» STATED PROBLEM
Copy the lines below as they are; omit the images they contain.

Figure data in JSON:
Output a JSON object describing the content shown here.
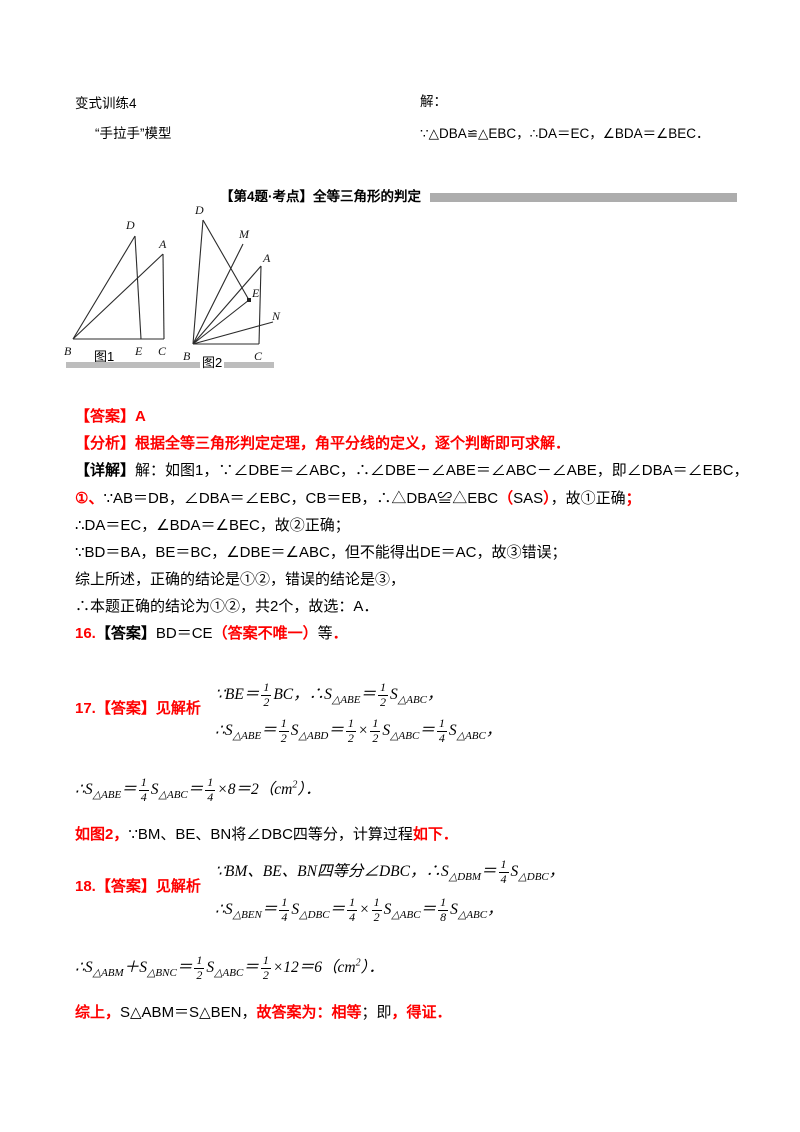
{
  "colors": {
    "accent_red": "#fe0000",
    "text_black": "#000000",
    "artifact_gray": "#b0b0b0"
  },
  "header": {
    "left1": "变式训练4",
    "right1": "解：",
    "left2": "“手拉手”模型",
    "right2": "∵△DBA≌△EBC，∴DA＝EC，∠BDA＝∠BEC．",
    "title": "【第4题·考点】全等三角形的判定"
  },
  "figures": {
    "fig1": {
      "caption": "图1",
      "labels": {
        "D": "D",
        "A": "A",
        "B": "B",
        "E": "E",
        "C": "C"
      }
    },
    "fig2": {
      "caption": "图2",
      "labels": {
        "D": "D",
        "M": "M",
        "A": "A",
        "E": "E",
        "N": "N",
        "B": "B",
        "C": "C"
      }
    }
  },
  "solution": {
    "answer": "【答案】A",
    "analysis": "【分析】根据全等三角形判定定理，角平分线的定义，逐个判断即可求解．",
    "detail": [
      {
        "t": "【详解】",
        "c": "k",
        "b": 1
      },
      {
        "t": "解：如图1，∵∠DBE＝∠ABC，∴∠DBE－∠ABE＝∠ABC－∠ABE，即∠DBA＝∠EBC，",
        "c": "k"
      }
    ],
    "line4": [
      {
        "t": "①、",
        "c": "r"
      },
      {
        "t": "∵AB＝DB，∠DBA＝∠EBC，CB＝EB，∴△DBA≌△EBC",
        "c": "k"
      },
      {
        "t": "（",
        "c": "r"
      },
      {
        "t": "SAS",
        "c": "k"
      },
      {
        "t": "）",
        "c": "r"
      },
      {
        "t": "，故①正确",
        "c": "k"
      },
      {
        "t": "；",
        "c": "r"
      }
    ],
    "line5": "∴DA＝EC，∠BDA＝∠BEC，故②正确；",
    "line6": "∵BD＝BA，BE＝BC，∠DBE＝∠ABC，但不能得出DE＝AC，故③错误；",
    "line7": "综上所述，正确的结论是①②，错误的结论是③，",
    "line8": "∴本题正确的结论为①②，共2个，故选：A．",
    "p16": [
      {
        "t": "16.",
        "c": "r"
      },
      {
        "t": "【答案】",
        "c": "k",
        "b": 1
      },
      {
        "t": "BD＝CE",
        "c": "k"
      },
      {
        "t": "（答案不唯一）",
        "c": "r"
      },
      {
        "t": "等",
        "c": "k"
      },
      {
        "t": "．",
        "c": "r"
      }
    ],
    "p17": {
      "label": "17.【答案】见解析",
      "f1": [
        {
          "t": "∵BE＝"
        },
        {
          "frac": [
            "1",
            "2"
          ]
        },
        {
          "t": "BC，∴S"
        },
        {
          "sub": "△ABE"
        },
        {
          "t": "＝"
        },
        {
          "frac": [
            "1",
            "2"
          ]
        },
        {
          "t": "S"
        },
        {
          "sub": "△ABC"
        },
        {
          "t": "，"
        }
      ],
      "f2": [
        {
          "t": "∴S"
        },
        {
          "sub": "△ABE"
        },
        {
          "t": "＝"
        },
        {
          "frac": [
            "1",
            "2"
          ]
        },
        {
          "t": "S"
        },
        {
          "sub": "△ABD"
        },
        {
          "t": "＝"
        },
        {
          "frac": [
            "1",
            "2"
          ]
        },
        {
          "t": "×"
        },
        {
          "frac": [
            "1",
            "2"
          ]
        },
        {
          "t": "S"
        },
        {
          "sub": "△ABC"
        },
        {
          "t": "＝"
        },
        {
          "frac": [
            "1",
            "4"
          ]
        },
        {
          "t": "S"
        },
        {
          "sub": "△ABC"
        },
        {
          "t": "，"
        }
      ],
      "f3": [
        {
          "t": "∴S"
        },
        {
          "sub": "△ABE"
        },
        {
          "t": "＝"
        },
        {
          "frac": [
            "1",
            "4"
          ]
        },
        {
          "t": "S"
        },
        {
          "sub": "△ABC"
        },
        {
          "t": "＝"
        },
        {
          "frac": [
            "1",
            "4"
          ]
        },
        {
          "t": "×8＝2（cm"
        },
        {
          "sup": "2"
        },
        {
          "t": "）．"
        }
      ]
    },
    "p17note": [
      {
        "t": "如图2，",
        "c": "r"
      },
      {
        "t": "∵BM、BE、BN将∠DBC四等分，计算过程",
        "c": "k"
      },
      {
        "t": "如下．",
        "c": "r"
      }
    ],
    "p18": {
      "label": "18.【答案】见解析",
      "f1": [
        {
          "t": "∵BM、BE、BN四等分∠DBC，∴S"
        },
        {
          "sub": "△DBM"
        },
        {
          "t": "＝"
        },
        {
          "frac": [
            "1",
            "4"
          ]
        },
        {
          "t": "S"
        },
        {
          "sub": "△DBC"
        },
        {
          "t": "，"
        }
      ],
      "f2": [
        {
          "t": "∴S"
        },
        {
          "sub": "△BEN"
        },
        {
          "t": "＝"
        },
        {
          "frac": [
            "1",
            "4"
          ]
        },
        {
          "t": "S"
        },
        {
          "sub": "△DBC"
        },
        {
          "t": "＝"
        },
        {
          "frac": [
            "1",
            "4"
          ]
        },
        {
          "t": "×"
        },
        {
          "frac": [
            "1",
            "2"
          ]
        },
        {
          "t": "S"
        },
        {
          "sub": "△ABC"
        },
        {
          "t": "＝"
        },
        {
          "frac": [
            "1",
            "8"
          ]
        },
        {
          "t": "S"
        },
        {
          "sub": "△ABC"
        },
        {
          "t": "，"
        }
      ],
      "f3": [
        {
          "t": "∴S"
        },
        {
          "sub": "△ABM"
        },
        {
          "t": "＋S"
        },
        {
          "sub": "△BNC"
        },
        {
          "t": "＝"
        },
        {
          "frac": [
            "1",
            "2"
          ]
        },
        {
          "t": "S"
        },
        {
          "sub": "△ABC"
        },
        {
          "t": "＝"
        },
        {
          "frac": [
            "1",
            "2"
          ]
        },
        {
          "t": "×12＝6（cm"
        },
        {
          "sup": "2"
        },
        {
          "t": "）．"
        }
      ]
    },
    "final": [
      {
        "t": "综上，",
        "c": "r"
      },
      {
        "t": "S△ABM＝S△BEN，",
        "c": "k"
      },
      {
        "t": "故答案为：相等",
        "c": "r"
      },
      {
        "t": "；即",
        "c": "k"
      },
      {
        "t": "，得证．",
        "c": "r"
      }
    ]
  }
}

» FINISHED TASK
Output a JSON object describing the content shown here.
{
  "colors": {
    "accent_red": "#fe0000",
    "text_black": "#000000",
    "artifact_gray": "#b0b0b0"
  },
  "header": {
    "left1": "变式训练4",
    "right1": "解：",
    "left2": "“手拉手”模型",
    "right2": "∵△DBA≌△EBC，∴DA＝EC，∠BDA＝∠BEC．",
    "title": "【第4题·考点】全等三角形的判定"
  },
  "figures": {
    "fig1": {
      "caption": "图1",
      "labels": {
        "D": "D",
        "A": "A",
        "B": "B",
        "E": "E",
        "C": "C"
      }
    },
    "fig2": {
      "caption": "图2",
      "labels": {
        "D": "D",
        "M": "M",
        "A": "A",
        "E": "E",
        "N": "N",
        "B": "B",
        "C": "C"
      }
    }
  },
  "solution": {
    "answer": "【答案】A",
    "analysis": "【分析】根据全等三角形判定定理，角平分线的定义，逐个判断即可求解．",
    "detail": [
      {
        "t": "【详解】",
        "c": "k",
        "b": 1
      },
      {
        "t": "解：如图1，∵∠DBE＝∠ABC，∴∠DBE－∠ABE＝∠ABC－∠ABE，即∠DBA＝∠EBC，",
        "c": "k"
      }
    ],
    "line4": [
      {
        "t": "①、",
        "c": "r"
      },
      {
        "t": "∵AB＝DB，∠DBA＝∠EBC，CB＝EB，∴△DBA≌△EBC",
        "c": "k"
      },
      {
        "t": "（",
        "c": "r"
      },
      {
        "t": "SAS",
        "c": "k"
      },
      {
        "t": "）",
        "c": "r"
      },
      {
        "t": "，故①正确",
        "c": "k"
      },
      {
        "t": "；",
        "c": "r"
      }
    ],
    "line5": "∴DA＝EC，∠BDA＝∠BEC，故②正确；",
    "line6": "∵BD＝BA，BE＝BC，∠DBE＝∠ABC，但不能得出DE＝AC，故③错误；",
    "line7": "综上所述，正确的结论是①②，错误的结论是③，",
    "line8": "∴本题正确的结论为①②，共2个，故选：A．",
    "p16": [
      {
        "t": "16.",
        "c": "r"
      },
      {
        "t": "【答案】",
        "c": "k",
        "b": 1
      },
      {
        "t": "BD＝CE",
        "c": "k"
      },
      {
        "t": "（答案不唯一）",
        "c": "r"
      },
      {
        "t": "等",
        "c": "k"
      },
      {
        "t": "．",
        "c": "r"
      }
    ],
    "p17": {
      "label": "17.【答案】见解析",
      "f1": [
        {
          "t": "∵BE＝"
        },
        {
          "frac": [
            "1",
            "2"
          ]
        },
        {
          "t": "BC，∴S"
        },
        {
          "sub": "△ABE"
        },
        {
          "t": "＝"
        },
        {
          "frac": [
            "1",
            "2"
          ]
        },
        {
          "t": "S"
        },
        {
          "sub": "△ABC"
        },
        {
          "t": "，"
        }
      ],
      "f2": [
        {
          "t": "∴S"
        },
        {
          "sub": "△ABE"
        },
        {
          "t": "＝"
        },
        {
          "frac": [
            "1",
            "2"
          ]
        },
        {
          "t": "S"
        },
        {
          "sub": "△ABD"
        },
        {
          "t": "＝"
        },
        {
          "frac": [
            "1",
            "2"
          ]
        },
        {
          "t": "×"
        },
        {
          "frac": [
            "1",
            "2"
          ]
        },
        {
          "t": "S"
        },
        {
          "sub": "△ABC"
        },
        {
          "t": "＝"
        },
        {
          "frac": [
            "1",
            "4"
          ]
        },
        {
          "t": "S"
        },
        {
          "sub": "△ABC"
        },
        {
          "t": "，"
        }
      ],
      "f3": [
        {
          "t": "∴S"
        },
        {
          "sub": "△ABE"
        },
        {
          "t": "＝"
        },
        {
          "frac": [
            "1",
            "4"
          ]
        },
        {
          "t": "S"
        },
        {
          "sub": "△ABC"
        },
        {
          "t": "＝"
        },
        {
          "frac": [
            "1",
            "4"
          ]
        },
        {
          "t": "×8＝2（cm"
        },
        {
          "sup": "2"
        },
        {
          "t": "）．"
        }
      ]
    },
    "p17note": [
      {
        "t": "如图2，",
        "c": "r"
      },
      {
        "t": "∵BM、BE、BN将∠DBC四等分，计算过程",
        "c": "k"
      },
      {
        "t": "如下．",
        "c": "r"
      }
    ],
    "p18": {
      "label": "18.【答案】见解析",
      "f1": [
        {
          "t": "∵BM、BE、BN四等分∠DBC，∴S"
        },
        {
          "sub": "△DBM"
        },
        {
          "t": "＝"
        },
        {
          "frac": [
            "1",
            "4"
          ]
        },
        {
          "t": "S"
        },
        {
          "sub": "△DBC"
        },
        {
          "t": "，"
        }
      ],
      "f2": [
        {
          "t": "∴S"
        },
        {
          "sub": "△BEN"
        },
        {
          "t": "＝"
        },
        {
          "frac": [
            "1",
            "4"
          ]
        },
        {
          "t": "S"
        },
        {
          "sub": "△DBC"
        },
        {
          "t": "＝"
        },
        {
          "frac": [
            "1",
            "4"
          ]
        },
        {
          "t": "×"
        },
        {
          "frac": [
            "1",
            "2"
          ]
        },
        {
          "t": "S"
        },
        {
          "sub": "△ABC"
        },
        {
          "t": "＝"
        },
        {
          "frac": [
            "1",
            "8"
          ]
        },
        {
          "t": "S"
        },
        {
          "sub": "△ABC"
        },
        {
          "t": "，"
        }
      ],
      "f3": [
        {
          "t": "∴S"
        },
        {
          "sub": "△ABM"
        },
        {
          "t": "＋S"
        },
        {
          "sub": "△BNC"
        },
        {
          "t": "＝"
        },
        {
          "frac": [
            "1",
            "2"
          ]
        },
        {
          "t": "S"
        },
        {
          "sub": "△ABC"
        },
        {
          "t": "＝"
        },
        {
          "frac": [
            "1",
            "2"
          ]
        },
        {
          "t": "×12＝6（cm"
        },
        {
          "sup": "2"
        },
        {
          "t": "）．"
        }
      ]
    },
    "final": [
      {
        "t": "综上，",
        "c": "r"
      },
      {
        "t": "S△ABM＝S△BEN，",
        "c": "k"
      },
      {
        "t": "故答案为：相等",
        "c": "r"
      },
      {
        "t": "；即",
        "c": "k"
      },
      {
        "t": "，得证．",
        "c": "r"
      }
    ]
  }
}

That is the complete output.